-- begin Records to use --
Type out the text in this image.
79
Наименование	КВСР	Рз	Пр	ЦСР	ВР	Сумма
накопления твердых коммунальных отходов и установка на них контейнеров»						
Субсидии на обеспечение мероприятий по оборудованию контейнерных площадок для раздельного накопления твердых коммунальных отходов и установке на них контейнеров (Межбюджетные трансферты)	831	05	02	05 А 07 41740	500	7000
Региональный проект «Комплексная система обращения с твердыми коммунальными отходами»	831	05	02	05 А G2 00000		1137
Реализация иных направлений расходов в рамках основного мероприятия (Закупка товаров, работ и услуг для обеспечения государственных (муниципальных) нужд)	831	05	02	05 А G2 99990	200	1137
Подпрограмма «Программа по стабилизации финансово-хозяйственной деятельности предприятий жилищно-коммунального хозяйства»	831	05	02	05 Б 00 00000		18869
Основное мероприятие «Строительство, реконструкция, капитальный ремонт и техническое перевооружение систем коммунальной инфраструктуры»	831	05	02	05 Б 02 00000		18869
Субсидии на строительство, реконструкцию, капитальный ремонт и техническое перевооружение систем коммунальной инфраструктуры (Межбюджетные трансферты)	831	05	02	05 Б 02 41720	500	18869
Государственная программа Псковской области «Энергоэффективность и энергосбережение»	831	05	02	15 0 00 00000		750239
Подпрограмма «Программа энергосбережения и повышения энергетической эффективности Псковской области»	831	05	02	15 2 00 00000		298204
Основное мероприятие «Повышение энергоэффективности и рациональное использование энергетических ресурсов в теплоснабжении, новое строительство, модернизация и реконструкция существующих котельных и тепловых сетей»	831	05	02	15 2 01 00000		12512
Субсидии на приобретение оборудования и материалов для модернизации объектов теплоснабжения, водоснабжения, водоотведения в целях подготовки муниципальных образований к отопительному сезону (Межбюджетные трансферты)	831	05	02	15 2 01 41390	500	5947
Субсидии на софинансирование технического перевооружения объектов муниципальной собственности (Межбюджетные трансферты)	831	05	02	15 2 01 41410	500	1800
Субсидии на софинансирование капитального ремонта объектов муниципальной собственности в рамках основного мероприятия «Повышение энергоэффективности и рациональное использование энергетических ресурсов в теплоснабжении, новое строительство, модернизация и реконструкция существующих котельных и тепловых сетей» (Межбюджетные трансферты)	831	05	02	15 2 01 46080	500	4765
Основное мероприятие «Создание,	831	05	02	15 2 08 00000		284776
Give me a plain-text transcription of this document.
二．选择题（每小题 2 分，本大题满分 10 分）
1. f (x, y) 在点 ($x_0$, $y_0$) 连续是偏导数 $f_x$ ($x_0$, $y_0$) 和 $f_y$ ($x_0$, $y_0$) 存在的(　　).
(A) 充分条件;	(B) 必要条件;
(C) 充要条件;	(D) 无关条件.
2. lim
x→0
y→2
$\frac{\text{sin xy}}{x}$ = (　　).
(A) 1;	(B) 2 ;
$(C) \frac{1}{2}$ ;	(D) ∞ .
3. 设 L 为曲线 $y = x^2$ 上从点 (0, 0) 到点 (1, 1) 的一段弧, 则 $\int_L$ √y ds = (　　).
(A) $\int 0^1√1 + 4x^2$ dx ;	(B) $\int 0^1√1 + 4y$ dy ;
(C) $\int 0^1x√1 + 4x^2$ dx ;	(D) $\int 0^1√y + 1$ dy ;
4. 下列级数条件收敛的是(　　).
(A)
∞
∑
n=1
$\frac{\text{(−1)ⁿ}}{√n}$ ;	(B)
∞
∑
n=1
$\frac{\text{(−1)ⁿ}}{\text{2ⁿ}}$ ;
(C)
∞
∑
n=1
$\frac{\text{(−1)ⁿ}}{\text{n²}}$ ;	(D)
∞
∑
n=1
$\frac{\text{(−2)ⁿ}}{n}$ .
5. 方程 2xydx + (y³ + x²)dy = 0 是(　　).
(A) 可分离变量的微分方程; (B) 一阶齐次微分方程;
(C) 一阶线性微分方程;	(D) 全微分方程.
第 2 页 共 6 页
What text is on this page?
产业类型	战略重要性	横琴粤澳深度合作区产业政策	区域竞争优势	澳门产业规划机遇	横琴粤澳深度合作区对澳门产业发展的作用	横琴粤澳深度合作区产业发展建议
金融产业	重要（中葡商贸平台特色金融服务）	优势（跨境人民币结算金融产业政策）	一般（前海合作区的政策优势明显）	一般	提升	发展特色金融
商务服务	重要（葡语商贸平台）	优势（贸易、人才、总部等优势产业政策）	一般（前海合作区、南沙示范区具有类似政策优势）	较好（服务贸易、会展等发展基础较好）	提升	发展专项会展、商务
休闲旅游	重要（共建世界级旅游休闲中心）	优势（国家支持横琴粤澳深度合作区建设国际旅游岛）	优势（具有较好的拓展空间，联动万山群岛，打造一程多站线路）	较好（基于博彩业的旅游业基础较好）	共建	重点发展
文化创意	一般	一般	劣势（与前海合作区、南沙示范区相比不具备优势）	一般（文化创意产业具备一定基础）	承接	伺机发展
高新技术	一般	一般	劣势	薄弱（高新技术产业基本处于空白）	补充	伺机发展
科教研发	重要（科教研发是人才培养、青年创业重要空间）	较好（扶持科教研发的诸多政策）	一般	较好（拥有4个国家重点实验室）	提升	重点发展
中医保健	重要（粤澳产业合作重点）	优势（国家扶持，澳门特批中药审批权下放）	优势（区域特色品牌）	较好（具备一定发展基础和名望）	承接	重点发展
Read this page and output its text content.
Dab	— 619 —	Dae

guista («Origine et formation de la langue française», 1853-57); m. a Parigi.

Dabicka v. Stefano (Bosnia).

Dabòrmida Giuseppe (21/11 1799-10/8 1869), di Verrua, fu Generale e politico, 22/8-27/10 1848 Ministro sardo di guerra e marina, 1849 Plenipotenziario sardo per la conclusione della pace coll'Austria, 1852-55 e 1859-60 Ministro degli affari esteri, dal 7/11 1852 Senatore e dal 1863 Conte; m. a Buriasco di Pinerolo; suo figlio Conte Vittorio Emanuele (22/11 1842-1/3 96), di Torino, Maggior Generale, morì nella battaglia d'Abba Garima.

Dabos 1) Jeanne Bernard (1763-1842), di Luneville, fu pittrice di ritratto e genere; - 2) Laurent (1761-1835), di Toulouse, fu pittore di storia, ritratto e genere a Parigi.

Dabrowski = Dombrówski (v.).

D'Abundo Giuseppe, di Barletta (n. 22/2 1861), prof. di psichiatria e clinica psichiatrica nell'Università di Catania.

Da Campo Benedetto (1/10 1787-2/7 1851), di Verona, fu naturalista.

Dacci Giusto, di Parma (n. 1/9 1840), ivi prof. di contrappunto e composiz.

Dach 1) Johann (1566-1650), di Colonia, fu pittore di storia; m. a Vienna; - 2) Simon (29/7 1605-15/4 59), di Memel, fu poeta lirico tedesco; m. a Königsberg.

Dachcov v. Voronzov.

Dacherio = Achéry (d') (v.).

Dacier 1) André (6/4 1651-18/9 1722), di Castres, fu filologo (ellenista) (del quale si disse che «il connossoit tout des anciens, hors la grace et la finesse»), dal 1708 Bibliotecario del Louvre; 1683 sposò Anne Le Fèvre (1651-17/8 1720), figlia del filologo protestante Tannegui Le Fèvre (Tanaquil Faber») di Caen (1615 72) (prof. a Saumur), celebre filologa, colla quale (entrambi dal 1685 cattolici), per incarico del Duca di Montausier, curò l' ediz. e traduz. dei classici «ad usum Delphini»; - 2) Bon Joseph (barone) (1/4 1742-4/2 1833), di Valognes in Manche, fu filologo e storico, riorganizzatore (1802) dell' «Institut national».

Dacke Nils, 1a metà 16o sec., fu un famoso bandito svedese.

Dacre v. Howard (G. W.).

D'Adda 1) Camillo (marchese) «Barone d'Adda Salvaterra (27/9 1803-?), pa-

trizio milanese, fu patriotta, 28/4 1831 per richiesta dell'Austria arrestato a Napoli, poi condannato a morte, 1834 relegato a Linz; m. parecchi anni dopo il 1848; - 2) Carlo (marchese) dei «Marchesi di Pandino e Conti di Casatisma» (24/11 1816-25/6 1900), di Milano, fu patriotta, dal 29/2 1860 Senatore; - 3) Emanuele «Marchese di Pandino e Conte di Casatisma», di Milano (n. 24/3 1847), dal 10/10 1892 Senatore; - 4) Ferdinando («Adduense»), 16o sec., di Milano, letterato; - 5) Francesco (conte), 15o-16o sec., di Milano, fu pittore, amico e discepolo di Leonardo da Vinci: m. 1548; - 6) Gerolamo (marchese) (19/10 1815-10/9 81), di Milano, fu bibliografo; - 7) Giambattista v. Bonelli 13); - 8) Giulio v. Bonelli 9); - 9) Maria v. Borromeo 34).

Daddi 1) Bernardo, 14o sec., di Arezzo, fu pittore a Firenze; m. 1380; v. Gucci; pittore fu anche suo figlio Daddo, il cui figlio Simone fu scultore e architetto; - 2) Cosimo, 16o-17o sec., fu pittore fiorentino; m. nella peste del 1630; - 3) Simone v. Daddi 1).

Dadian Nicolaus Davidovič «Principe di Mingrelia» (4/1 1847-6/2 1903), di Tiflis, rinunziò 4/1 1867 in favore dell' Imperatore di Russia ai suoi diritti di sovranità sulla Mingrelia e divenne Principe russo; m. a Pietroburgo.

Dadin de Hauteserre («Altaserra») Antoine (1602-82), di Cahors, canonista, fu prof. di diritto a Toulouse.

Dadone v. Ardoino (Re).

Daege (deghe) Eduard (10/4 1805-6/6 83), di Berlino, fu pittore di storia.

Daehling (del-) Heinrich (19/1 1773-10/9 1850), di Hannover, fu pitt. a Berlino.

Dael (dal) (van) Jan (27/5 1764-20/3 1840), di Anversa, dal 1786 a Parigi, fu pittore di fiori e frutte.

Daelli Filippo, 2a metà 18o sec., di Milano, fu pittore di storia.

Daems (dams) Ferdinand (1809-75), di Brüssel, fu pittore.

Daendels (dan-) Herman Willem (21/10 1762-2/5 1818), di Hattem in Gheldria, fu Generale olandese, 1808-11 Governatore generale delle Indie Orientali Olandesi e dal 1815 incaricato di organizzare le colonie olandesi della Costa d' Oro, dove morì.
-- end Records to use --
Written exercise:
Locate the lines above that hold the word "области". Show every one of them.

The solution:
Государственная программа Псковской области «Энергоэффективность и энергосбережение»	831	05	02	15 0 00 00000		750239
Подпрограмма «Программа энергосбережения и повышения энергетической эффективности Псковской области»	831	05	02	15 2 00 00000		298204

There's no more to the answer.